═════ PROVIDED ENTRIES
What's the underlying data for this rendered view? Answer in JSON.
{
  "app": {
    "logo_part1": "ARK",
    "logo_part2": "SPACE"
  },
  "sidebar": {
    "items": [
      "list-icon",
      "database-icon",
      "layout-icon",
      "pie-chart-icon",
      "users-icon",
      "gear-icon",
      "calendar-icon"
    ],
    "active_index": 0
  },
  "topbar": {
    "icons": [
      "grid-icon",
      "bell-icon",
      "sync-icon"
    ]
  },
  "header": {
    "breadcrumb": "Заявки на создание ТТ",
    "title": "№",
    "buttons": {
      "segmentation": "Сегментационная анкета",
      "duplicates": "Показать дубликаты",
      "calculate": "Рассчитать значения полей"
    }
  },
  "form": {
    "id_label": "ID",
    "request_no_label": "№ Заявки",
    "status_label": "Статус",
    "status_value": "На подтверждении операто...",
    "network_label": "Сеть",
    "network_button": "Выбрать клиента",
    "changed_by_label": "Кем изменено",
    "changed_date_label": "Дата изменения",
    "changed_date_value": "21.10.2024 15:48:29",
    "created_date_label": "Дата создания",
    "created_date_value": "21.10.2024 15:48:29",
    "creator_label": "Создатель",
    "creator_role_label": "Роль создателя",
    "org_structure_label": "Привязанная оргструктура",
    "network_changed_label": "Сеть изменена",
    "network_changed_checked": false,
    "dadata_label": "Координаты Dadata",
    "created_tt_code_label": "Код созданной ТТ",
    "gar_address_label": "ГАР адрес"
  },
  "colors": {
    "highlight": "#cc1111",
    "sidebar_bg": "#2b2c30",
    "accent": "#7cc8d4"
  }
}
══════════
## [WHAT IS EXPECTED]
Show each line in the entries that holds the string "Заявки".

## [RESULT OF THE TASK]
    "breadcrumb": "Заявки на создание ТТ",
    "request_no_label": "№ Заявки",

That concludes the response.